(Listings of boxed layout items)
########

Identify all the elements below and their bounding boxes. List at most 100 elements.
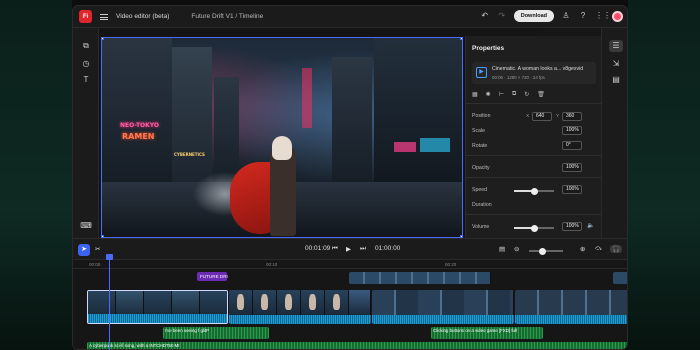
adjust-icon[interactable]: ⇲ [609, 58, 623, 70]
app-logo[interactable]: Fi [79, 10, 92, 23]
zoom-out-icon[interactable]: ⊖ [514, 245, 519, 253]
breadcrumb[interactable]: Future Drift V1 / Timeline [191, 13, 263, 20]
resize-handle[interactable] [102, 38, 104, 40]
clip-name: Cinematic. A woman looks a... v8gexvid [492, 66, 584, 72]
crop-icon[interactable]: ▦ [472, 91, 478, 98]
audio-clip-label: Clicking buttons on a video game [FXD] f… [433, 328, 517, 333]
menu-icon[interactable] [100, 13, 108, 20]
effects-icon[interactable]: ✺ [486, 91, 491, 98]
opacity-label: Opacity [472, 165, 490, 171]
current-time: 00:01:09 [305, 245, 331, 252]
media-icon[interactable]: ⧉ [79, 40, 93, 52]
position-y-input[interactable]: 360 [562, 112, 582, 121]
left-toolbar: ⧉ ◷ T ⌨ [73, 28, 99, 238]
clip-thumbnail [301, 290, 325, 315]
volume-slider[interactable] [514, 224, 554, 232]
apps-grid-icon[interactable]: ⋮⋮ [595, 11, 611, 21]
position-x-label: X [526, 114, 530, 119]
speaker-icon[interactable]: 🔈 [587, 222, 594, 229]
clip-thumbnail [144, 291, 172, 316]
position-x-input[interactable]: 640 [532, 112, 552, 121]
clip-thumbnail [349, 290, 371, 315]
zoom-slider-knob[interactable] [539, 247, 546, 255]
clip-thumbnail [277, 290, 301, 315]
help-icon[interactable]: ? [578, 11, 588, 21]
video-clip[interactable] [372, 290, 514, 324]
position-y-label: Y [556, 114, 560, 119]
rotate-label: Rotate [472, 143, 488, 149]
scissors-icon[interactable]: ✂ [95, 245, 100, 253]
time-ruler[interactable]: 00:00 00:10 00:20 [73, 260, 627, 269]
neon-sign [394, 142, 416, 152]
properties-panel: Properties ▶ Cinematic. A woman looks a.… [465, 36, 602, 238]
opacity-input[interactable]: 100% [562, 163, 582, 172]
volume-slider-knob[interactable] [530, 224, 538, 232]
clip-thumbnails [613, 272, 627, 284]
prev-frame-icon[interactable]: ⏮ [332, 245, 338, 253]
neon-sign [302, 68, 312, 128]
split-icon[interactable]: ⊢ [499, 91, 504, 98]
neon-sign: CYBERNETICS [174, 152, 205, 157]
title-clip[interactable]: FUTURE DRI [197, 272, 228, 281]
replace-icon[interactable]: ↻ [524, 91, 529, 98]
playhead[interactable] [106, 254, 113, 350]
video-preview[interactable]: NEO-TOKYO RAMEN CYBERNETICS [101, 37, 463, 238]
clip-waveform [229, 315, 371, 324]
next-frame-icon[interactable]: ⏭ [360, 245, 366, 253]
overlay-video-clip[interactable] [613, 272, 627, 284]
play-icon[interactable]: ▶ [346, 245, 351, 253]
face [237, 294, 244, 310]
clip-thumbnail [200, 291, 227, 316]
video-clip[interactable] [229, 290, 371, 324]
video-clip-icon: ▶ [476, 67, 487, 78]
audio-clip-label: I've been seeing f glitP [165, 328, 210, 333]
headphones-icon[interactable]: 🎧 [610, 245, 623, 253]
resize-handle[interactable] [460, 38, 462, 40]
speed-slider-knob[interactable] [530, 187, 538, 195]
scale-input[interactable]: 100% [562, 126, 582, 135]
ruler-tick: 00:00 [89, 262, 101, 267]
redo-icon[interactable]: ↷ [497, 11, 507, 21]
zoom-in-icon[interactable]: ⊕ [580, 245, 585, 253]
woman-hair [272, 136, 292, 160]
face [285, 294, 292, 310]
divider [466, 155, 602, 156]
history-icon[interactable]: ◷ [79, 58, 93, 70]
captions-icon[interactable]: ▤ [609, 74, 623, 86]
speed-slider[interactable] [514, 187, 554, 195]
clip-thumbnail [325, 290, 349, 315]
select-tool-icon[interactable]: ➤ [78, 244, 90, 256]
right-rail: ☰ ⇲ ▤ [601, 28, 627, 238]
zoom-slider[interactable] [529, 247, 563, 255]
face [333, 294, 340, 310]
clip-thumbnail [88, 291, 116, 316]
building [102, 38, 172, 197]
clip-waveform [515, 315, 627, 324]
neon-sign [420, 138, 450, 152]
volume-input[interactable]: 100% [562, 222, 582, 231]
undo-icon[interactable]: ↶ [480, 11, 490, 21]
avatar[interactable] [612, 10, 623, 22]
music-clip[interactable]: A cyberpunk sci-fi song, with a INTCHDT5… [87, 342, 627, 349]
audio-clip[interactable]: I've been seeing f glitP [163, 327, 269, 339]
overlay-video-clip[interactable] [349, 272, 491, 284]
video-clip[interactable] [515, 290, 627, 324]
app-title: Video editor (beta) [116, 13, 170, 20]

########

Copy every line of the entries above word for word, leaving out the pictures.

Identify all the elements below and their bounding boxes. List at most 100 elements.
adjust-icon[interactable]: ⇲ [609, 58, 623, 70]
app-logo[interactable]: Fi [79, 10, 92, 23]
zoom-out-icon[interactable]: ⊖ [514, 245, 519, 253]
breadcrumb[interactable]: Future Drift V1 / Timeline [191, 13, 263, 20]
resize-handle[interactable] [102, 38, 104, 40]
clip-name: Cinematic. A woman looks a... v8gexvid [492, 66, 584, 72]
crop-icon[interactable]: ▦ [472, 91, 478, 98]
audio-clip-label: Clicking buttons on a video game [FXD] f… [433, 328, 517, 333]
menu-icon[interactable] [100, 13, 108, 20]
effects-icon[interactable]: ✺ [486, 91, 491, 98]
opacity-label: Opacity [472, 165, 490, 171]
current-time: 00:01:09 [305, 245, 331, 252]
media-icon[interactable]: ⧉ [79, 40, 93, 52]
position-y-input[interactable]: 360 [562, 112, 582, 121]
left-toolbar: ⧉ ◷ T ⌨ [73, 28, 99, 238]
clip-thumbnail [301, 290, 325, 315]
volume-slider[interactable] [514, 224, 554, 232]
apps-grid-icon[interactable]: ⋮⋮ [595, 11, 611, 21]
position-x-label: X [526, 114, 530, 119]
speaker-icon[interactable]: 🔈 [587, 222, 594, 229]
clip-thumbnail [144, 291, 172, 316]
position-x-input[interactable]: 640 [532, 112, 552, 121]
clip-thumbnail [349, 290, 371, 315]
zoom-slider-knob[interactable] [539, 247, 546, 255]
clip-thumbnail [277, 290, 301, 315]
help-icon[interactable]: ? [578, 11, 588, 21]
video-clip[interactable] [372, 290, 514, 324]
position-y-label: Y [556, 114, 560, 119]
rotate-label: Rotate [472, 143, 488, 149]
scissors-icon[interactable]: ✂ [95, 245, 100, 253]
time-ruler[interactable]: 00:00 00:10 00:20 [73, 260, 627, 269]
neon-sign [394, 142, 416, 152]
properties-panel: Properties ▶ Cinematic. A woman looks a.… [465, 36, 602, 238]
opacity-input[interactable]: 100% [562, 163, 582, 172]
volume-slider-knob[interactable] [530, 224, 538, 232]
clip-thumbnails [613, 272, 627, 284]
prev-frame-icon[interactable]: ⏮ [332, 245, 338, 253]
neon-sign [302, 68, 312, 128]
split-icon[interactable]: ⊢ [499, 91, 504, 98]
neon-sign: CYBERNETICS [174, 152, 205, 157]
title-clip[interactable]: FUTURE DRI [197, 272, 228, 281]
replace-icon[interactable]: ↻ [524, 91, 529, 98]
playhead[interactable] [106, 254, 113, 350]
video-preview[interactable]: NEO-TOKYO RAMEN CYBERNETICS [101, 37, 463, 238]
clip-waveform [229, 315, 371, 324]
next-frame-icon[interactable]: ⏭ [360, 245, 366, 253]
overlay-video-clip[interactable] [613, 272, 627, 284]
play-icon[interactable]: ▶ [346, 245, 351, 253]
face [237, 294, 244, 310]
clip-thumbnail [200, 291, 227, 316]
video-clip[interactable] [229, 290, 371, 324]
video-clip-icon: ▶ [476, 67, 487, 78]
audio-clip-label: I've been seeing f glitP [165, 328, 210, 333]
headphones-icon[interactable]: 🎧 [610, 245, 623, 253]
resize-handle[interactable] [460, 38, 462, 40]
speed-slider-knob[interactable] [530, 187, 538, 195]
scale-input[interactable]: 100% [562, 126, 582, 135]
ruler-tick: 00:00 [89, 262, 101, 267]
redo-icon[interactable]: ↷ [497, 11, 507, 21]
zoom-in-icon[interactable]: ⊕ [580, 245, 585, 253]
woman-hair [272, 136, 292, 160]
face [285, 294, 292, 310]
divider [466, 155, 602, 156]
history-icon[interactable]: ◷ [79, 58, 93, 70]
captions-icon[interactable]: ▤ [609, 74, 623, 86]
speed-slider[interactable] [514, 187, 554, 195]
clip-thumbnail [325, 290, 349, 315]
select-tool-icon[interactable]: ➤ [78, 244, 90, 256]
right-rail: ☰ ⇲ ▤ [601, 28, 627, 238]
zoom-slider[interactable] [529, 247, 563, 255]
face [333, 294, 340, 310]
clip-thumbnail [88, 291, 116, 316]
building [102, 38, 172, 197]
clip-waveform [515, 315, 627, 324]
neon-sign [420, 138, 450, 152]
volume-input[interactable]: 100% [562, 222, 582, 231]
undo-icon[interactable]: ↶ [480, 11, 490, 21]
avatar[interactable] [612, 10, 623, 22]
music-clip[interactable]: A cyberpunk sci-fi song, with a INTCHDT5… [87, 342, 627, 349]
audio-clip[interactable]: I've been seeing f glitP [163, 327, 269, 339]
overlay-video-clip[interactable] [349, 272, 491, 284]
video-clip[interactable] [515, 290, 627, 324]
app-title: Video editor (beta) [116, 13, 170, 20]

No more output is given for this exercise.